» **Voci fornite**:
_ _ _ _ _

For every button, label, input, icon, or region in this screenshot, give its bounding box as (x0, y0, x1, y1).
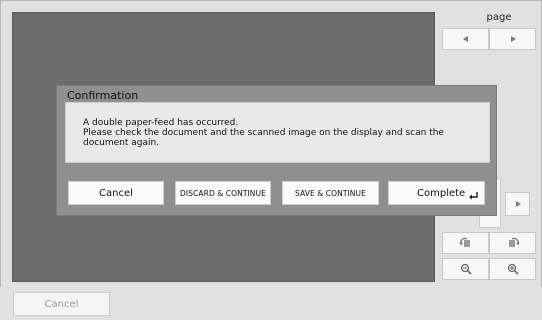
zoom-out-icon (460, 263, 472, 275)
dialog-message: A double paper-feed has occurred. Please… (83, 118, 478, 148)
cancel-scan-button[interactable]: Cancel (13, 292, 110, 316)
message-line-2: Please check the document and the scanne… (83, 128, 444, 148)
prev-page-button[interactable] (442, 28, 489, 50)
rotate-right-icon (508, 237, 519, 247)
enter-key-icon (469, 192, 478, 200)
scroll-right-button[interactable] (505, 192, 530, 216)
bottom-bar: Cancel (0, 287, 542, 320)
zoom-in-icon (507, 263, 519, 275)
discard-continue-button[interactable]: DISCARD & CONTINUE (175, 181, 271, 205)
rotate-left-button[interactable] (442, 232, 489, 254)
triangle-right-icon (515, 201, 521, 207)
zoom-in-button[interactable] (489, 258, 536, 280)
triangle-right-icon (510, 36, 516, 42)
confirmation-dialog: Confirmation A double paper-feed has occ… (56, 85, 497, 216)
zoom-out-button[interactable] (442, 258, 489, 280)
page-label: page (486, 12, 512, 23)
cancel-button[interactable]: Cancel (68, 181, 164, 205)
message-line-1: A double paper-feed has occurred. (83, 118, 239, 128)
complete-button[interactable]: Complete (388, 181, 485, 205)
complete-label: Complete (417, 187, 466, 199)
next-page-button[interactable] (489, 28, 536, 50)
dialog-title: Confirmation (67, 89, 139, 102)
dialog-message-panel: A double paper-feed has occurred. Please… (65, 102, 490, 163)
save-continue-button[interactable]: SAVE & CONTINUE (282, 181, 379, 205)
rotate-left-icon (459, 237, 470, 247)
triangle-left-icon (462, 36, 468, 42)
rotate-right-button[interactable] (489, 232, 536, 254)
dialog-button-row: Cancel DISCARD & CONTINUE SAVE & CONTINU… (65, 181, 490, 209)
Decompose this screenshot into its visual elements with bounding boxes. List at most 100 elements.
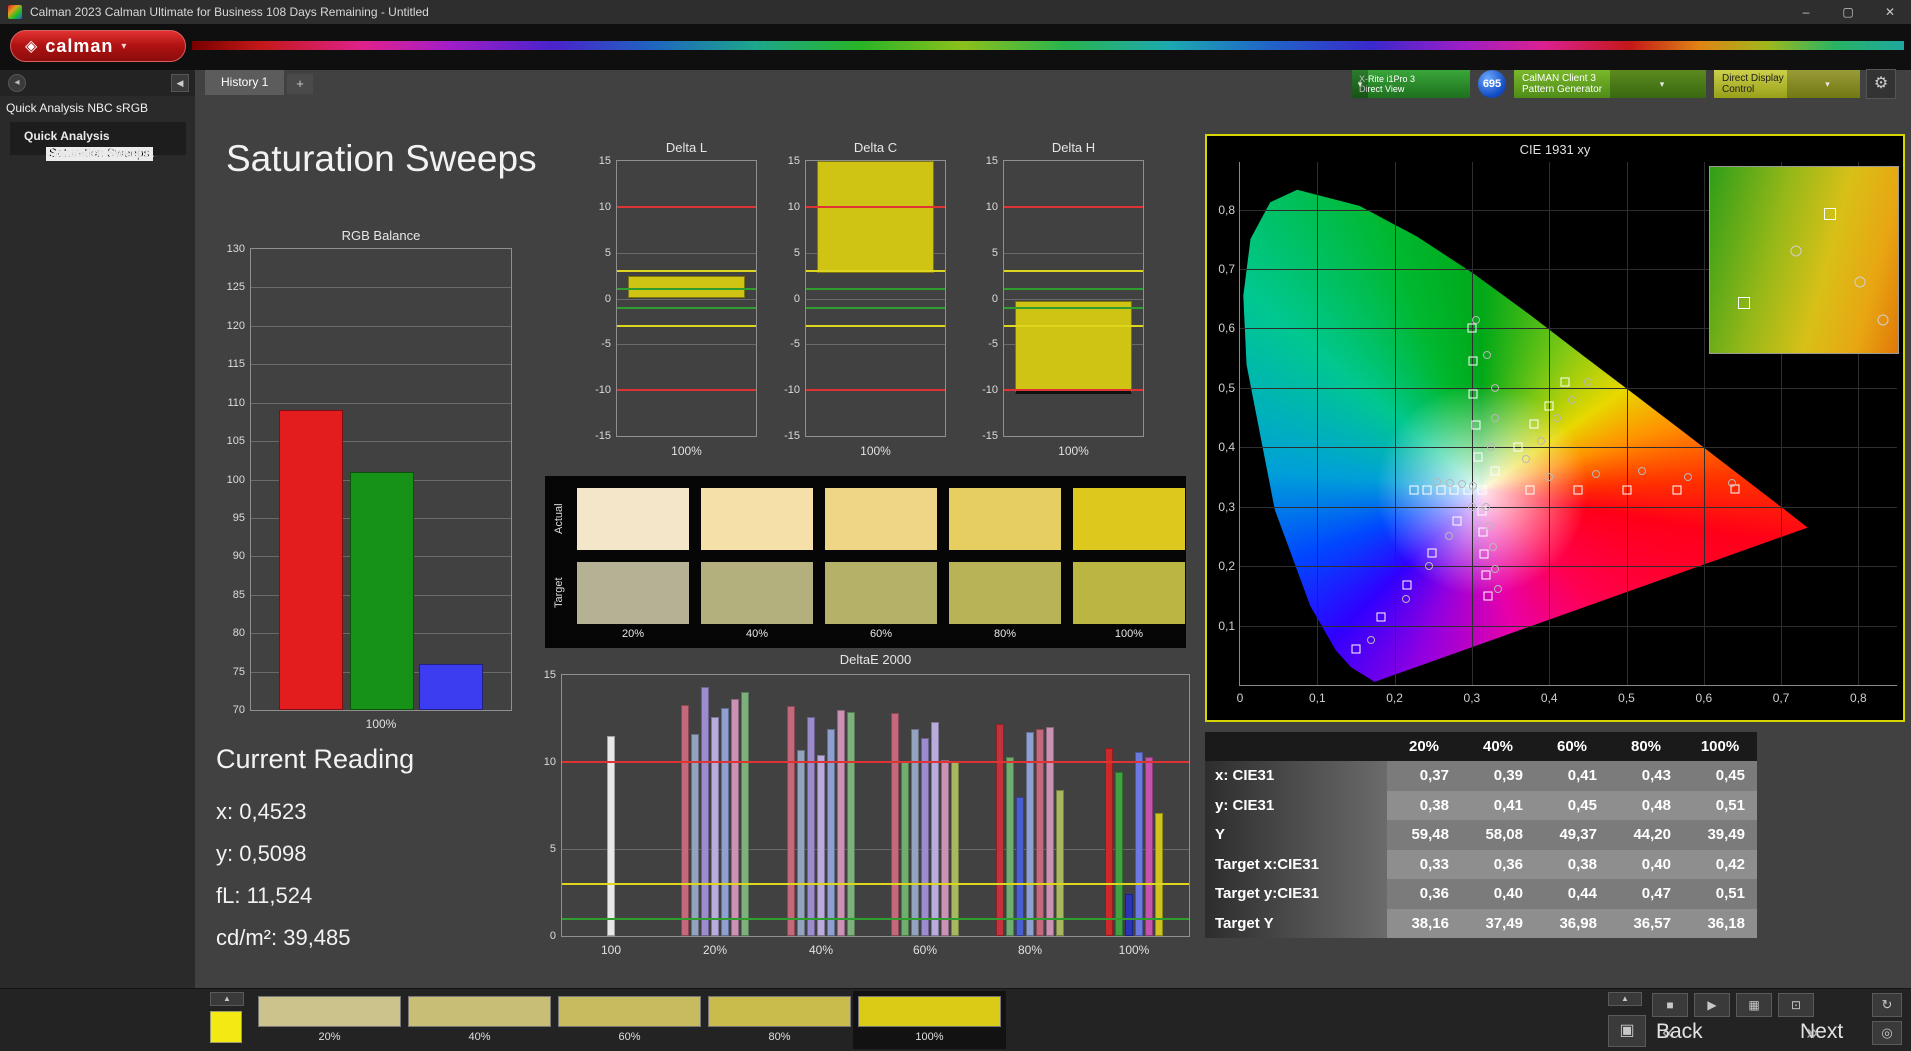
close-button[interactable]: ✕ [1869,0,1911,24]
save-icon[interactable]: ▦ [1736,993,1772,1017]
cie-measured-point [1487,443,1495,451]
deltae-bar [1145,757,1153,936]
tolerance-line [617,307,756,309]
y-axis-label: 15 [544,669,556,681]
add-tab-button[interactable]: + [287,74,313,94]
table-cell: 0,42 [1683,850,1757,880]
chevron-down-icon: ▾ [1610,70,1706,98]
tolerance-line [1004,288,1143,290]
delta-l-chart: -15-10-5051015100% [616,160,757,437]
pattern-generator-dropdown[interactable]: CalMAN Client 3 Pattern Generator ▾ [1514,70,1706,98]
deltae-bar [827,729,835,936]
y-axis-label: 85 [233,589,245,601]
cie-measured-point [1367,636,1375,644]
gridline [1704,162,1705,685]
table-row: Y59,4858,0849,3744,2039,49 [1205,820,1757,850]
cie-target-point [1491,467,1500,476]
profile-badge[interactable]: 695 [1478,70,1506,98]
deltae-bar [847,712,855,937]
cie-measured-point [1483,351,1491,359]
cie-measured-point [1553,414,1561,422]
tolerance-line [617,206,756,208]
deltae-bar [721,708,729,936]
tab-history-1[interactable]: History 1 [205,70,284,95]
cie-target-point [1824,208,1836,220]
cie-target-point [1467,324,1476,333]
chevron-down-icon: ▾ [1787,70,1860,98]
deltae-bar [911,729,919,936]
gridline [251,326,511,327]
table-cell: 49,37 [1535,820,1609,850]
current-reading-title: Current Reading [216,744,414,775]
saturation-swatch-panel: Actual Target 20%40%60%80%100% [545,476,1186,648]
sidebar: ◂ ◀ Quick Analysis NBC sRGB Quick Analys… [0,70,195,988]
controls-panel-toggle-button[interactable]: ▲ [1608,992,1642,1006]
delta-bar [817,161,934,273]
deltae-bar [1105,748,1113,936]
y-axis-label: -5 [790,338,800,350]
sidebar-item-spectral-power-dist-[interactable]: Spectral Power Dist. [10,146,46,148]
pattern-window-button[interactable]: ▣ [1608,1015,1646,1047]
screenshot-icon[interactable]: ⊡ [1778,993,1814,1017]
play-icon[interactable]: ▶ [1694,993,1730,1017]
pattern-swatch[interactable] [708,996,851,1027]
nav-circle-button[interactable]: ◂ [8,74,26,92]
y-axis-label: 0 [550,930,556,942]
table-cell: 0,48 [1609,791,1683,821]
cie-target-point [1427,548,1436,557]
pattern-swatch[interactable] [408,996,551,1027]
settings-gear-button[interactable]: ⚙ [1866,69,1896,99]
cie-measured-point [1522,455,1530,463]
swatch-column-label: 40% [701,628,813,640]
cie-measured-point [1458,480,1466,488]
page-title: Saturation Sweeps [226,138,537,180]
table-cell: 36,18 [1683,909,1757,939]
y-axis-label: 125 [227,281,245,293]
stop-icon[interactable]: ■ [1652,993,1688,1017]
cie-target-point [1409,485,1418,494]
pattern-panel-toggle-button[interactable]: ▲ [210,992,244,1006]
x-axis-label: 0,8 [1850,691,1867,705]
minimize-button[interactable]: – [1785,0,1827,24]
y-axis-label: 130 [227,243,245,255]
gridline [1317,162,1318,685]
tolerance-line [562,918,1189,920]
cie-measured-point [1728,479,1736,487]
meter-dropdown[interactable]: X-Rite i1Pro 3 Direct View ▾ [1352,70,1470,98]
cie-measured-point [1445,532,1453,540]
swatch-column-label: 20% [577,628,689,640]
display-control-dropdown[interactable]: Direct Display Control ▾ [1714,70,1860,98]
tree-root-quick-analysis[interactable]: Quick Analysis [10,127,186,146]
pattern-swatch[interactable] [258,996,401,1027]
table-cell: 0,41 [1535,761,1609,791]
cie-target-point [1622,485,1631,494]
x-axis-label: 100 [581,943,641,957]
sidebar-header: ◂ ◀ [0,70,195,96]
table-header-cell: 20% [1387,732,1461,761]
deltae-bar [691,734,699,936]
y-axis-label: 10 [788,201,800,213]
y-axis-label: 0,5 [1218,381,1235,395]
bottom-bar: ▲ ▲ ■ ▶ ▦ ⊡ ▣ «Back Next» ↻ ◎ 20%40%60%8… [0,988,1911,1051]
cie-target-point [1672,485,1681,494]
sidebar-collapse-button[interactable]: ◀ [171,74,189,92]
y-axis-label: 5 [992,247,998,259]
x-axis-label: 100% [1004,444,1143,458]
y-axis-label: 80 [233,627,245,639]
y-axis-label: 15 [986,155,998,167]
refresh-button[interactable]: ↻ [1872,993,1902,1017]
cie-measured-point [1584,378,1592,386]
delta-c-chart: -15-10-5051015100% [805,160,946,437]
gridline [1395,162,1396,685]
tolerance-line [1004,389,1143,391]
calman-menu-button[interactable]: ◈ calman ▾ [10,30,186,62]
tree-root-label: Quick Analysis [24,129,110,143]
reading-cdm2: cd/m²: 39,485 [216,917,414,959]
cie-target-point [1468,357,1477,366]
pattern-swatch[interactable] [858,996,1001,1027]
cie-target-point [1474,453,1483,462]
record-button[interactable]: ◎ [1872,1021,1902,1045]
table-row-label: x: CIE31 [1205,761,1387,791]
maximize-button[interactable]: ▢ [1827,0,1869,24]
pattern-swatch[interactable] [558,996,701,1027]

_ _ _ _ _

» **Compito da svolgere**: Inserisci le righe di tutte le voci in un elenco numerato, tralasciando le righe vuote e le immagini.

» **Risposta svolta**:
1. For every button, label, input, icon, or region in this screenshot, give its bounding box as (x0, y0, x1, y1).
2. zoom-out-icon (460, 263, 472, 275)
3. dialog-message: A double paper-feed has occurred. Please… (83, 118, 478, 148)
4. cancel-scan-button[interactable]: Cancel (13, 292, 110, 316)
5. message-line-2: Please check the document and the scanne… (83, 128, 444, 148)
6. prev-page-button[interactable] (442, 28, 489, 50)
7. rotate-right-icon (508, 237, 519, 247)
8. enter-key-icon (469, 192, 478, 200)
9. scroll-right-button[interactable] (505, 192, 530, 216)
10. bottom-bar: Cancel (0, 287, 542, 320)
11. zoom-in-icon (507, 263, 519, 275)
12. discard-continue-button[interactable]: DISCARD & CONTINUE (175, 181, 271, 205)
13. rotate-left-button[interactable] (442, 232, 489, 254)
14. triangle-right-icon (515, 201, 521, 207)
15. zoom-in-button[interactable] (489, 258, 536, 280)
16. triangle-right-icon (510, 36, 516, 42)
17. confirmation-dialog: Confirmation A double paper-feed has occ… (56, 85, 497, 216)
18. zoom-out-button[interactable] (442, 258, 489, 280)
19. page-label: page (486, 12, 512, 23)
20. cancel-button[interactable]: Cancel (68, 181, 164, 205)
21. message-line-1: A double paper-feed has occurred. (83, 118, 239, 128)
22. complete-button[interactable]: Complete (388, 181, 485, 205)
23. complete-label: Complete (417, 187, 466, 199)
24. next-page-button[interactable] (489, 28, 536, 50)
25. dialog-title: Confirmation (67, 89, 139, 102)
26. dialog-message-panel: A double paper-feed has occurred. Please… (65, 102, 490, 163)
27. save-continue-button[interactable]: SAVE & CONTINUE (282, 181, 379, 205)
28. rotate-left-icon (459, 237, 470, 247)
29. triangle-left-icon (462, 36, 468, 42)
30. rotate-right-button[interactable] (489, 232, 536, 254)
31. dialog-button-row: Cancel DISCARD & CONTINUE SAVE & CONTINU… (65, 181, 490, 209)
32. Decompose this screenshot into its visual elements with bounding boxes. List at most 100 elements.
33. close-button[interactable]: ✕ [1869,0,1911,24]
34. save-icon[interactable]: ▦ [1736,993,1772,1017]
35. cie-measured-point [1487,443,1495,451]
36. deltae-bar [1145,757,1153,936]
37. tolerance-line [617,307,756,309]
38. y-axis-label: 15 [544,669,556,681]
39. add-tab-button[interactable]: + [287,74,313,94]
40. table-cell: 0,42 [1683,850,1757,880]
41. chevron-down-icon: ▾ [1610,70,1706,98]
42. tolerance-line [1004,288,1143,290]
43. delta-l-chart: -15-10-5051015100% [616,160,757,437]
44. pattern-generator-dropdown[interactable]: CalMAN Client 3 Pattern Generator ▾ [1514,70,1706,98]
45. deltae-bar [827,729,835,936]
46. y-axis-label: 85 [233,589,245,601]
47. cie-measured-point [1367,636,1375,644]
48. gridline [1704,162,1705,685]
49. table-row: Y59,4858,0849,3744,2039,49 [1205,820,1757,850]
50. cie-target-point [1491,467,1500,476]
51. profile-badge[interactable]: 695 [1478,70,1506,98]
52. deltae-bar [847,712,855,937]
53. cie-measured-point [1483,351,1491,359]
54. cie-measured-point [1553,414,1561,422]
55. tolerance-line [617,206,756,208]
56. deltae-bar [721,708,729,936]
57. tab-history-1[interactable]: History 1 [205,70,284,95]
58. cie-target-point [1824,208,1836,220]
59. cie-target-point [1467,324,1476,333]
60. chevron-down-icon: ▾ [1787,70,1860,98]
61. deltae-bar [911,729,919,936]
62. gridline [251,326,511,327]
63. table-cell: 49,37 [1535,820,1609,850]
64. current-reading-title: Current Reading [216,744,414,775]
65. saturation-swatch-panel: Actual Target 20%40%60%80%100% [545,476,1186,648]
66. sidebar: ◂ ◀ Quick Analysis NBC sRGB Quick Analys… [0,70,195,988]
67. controls-panel-toggle-button[interactable]: ▲ [1608,992,1642,1006]
68. delta-bar [817,161,934,273]
69. deltae-bar [1105,748,1113,936]
70. y-axis-label: -5 [790,338,800,350]
71. sidebar-item-spectral-power-dist-[interactable]: Spectral Power Dist. [10,146,46,148]
72. pattern-window-button[interactable]: ▣ [1608,1015,1646,1047]
73. screenshot-icon[interactable]: ⊡ [1778,993,1814,1017]
74. play-icon[interactable]: ▶ [1694,993,1730,1017]
75. pattern-swatch[interactable] [708,996,851,1027]
76. nav-circle-button[interactable]: ◂ [8,74,26,92]
77. y-axis-label: 0 [550,930,556,942]
78. table-cell: 0,48 [1609,791,1683,821]
79. cie-target-point [1427,548,1436,557]
80. pattern-swatch[interactable] [408,996,551,1027]
81. settings-gear-button[interactable]: ⚙ [1866,69,1896,99]
82. cie-measured-point [1522,455,1530,463]
83. swatch-column-label: 40% [701,628,813,640]
84. cie-measured-point [1458,480,1466,488]
85. page-title: Saturation Sweeps [226,138,537,180]
86. table-cell: 36,18 [1683,909,1757,939]
87. y-axis-label: 125 [227,281,245,293]
88. stop-icon[interactable]: ■ [1652,993,1688,1017]
89. cie-target-point [1409,485,1418,494]
90. pattern-panel-toggle-button[interactable]: ▲ [210,992,244,1006]
91. x-axis-label: 0,8 [1850,691,1867,705]
92. minimize-button[interactable]: – [1785,0,1827,24]
93. y-axis-label: 130 [227,243,245,255]
94. gridline [1317,162,1318,685]
95. tolerance-line [562,918,1189,920]
96. cie-measured-point [1728,479,1736,487]
97. meter-dropdown[interactable]: X-Rite i1Pro 3 Direct View ▾ [1352,70,1470,98]
98. cie-measured-point [1445,532,1453,540]
99. swatch-column-label: 20% [577,628,689,640]
100. display-control-dropdown[interactable]: Direct Display Control ▾ [1714,70,1860,98]
101. tree-root-quick-analysis[interactable]: Quick Analysis [10,127,186,146]
102. pattern-swatch[interactable] [258,996,401,1027]
103. table-cell: 0,41 [1535,761,1609,791]
104. cie-target-point [1622,485,1631,494]
105. x-axis-label: 100 [581,943,641,957]
106. sidebar-header: ◂ ◀ [0,70,195,96]
107. table-header-cell: 20% [1387,732,1461,761]
108. deltae-bar [691,734,699,936]
109. y-axis-label: 10 [788,201,800,213]
110. y-axis-label: 0,5 [1218,381,1235,395]
111. bottom-bar: ▲ ▲ ■ ▶ ▦ ⊡ ▣ «Back Next» ↻ ◎ 20%40%60%8… [0,988,1911,1051]
112. cie-target-point [1672,485,1681,494]
113. sidebar-collapse-button[interactable]: ◀ [171,74,189,92]
114. y-axis-label: 5 [992,247,998,259]
115. x-axis-label: 100% [1004,444,1143,458]
116. y-axis-label: 80 [233,627,245,639]
117. y-axis-label: 15 [986,155,998,167]
118. refresh-button[interactable]: ↻ [1872,993,1902,1017]
119. cie-measured-point [1584,378,1592,386]
120. delta-c-chart: -15-10-5051015100% [805,160,946,437]
121. gridline [1395,162,1396,685]
122. tolerance-line [1004,389,1143,391]
123. calman-menu-button[interactable]: ◈ calman ▾ [10,30,186,62]
124. tree-root-label: Quick Analysis [24,129,110,143]
125. reading-cdm2: cd/m²: 39,485 [216,917,414,959]
126. cie-target-point [1468,357,1477,366]
127. pattern-swatch[interactable] [858,996,1001,1027]
128. cie-target-point [1474,453,1483,462]
129. record-button[interactable]: ◎ [1872,1021,1902,1045]
130. table-row-label: x: CIE31 [1205,761,1387,791]
131. maximize-button[interactable]: ▢ [1827,0,1869,24]
132. pattern-swatch[interactable] [558,996,701,1027]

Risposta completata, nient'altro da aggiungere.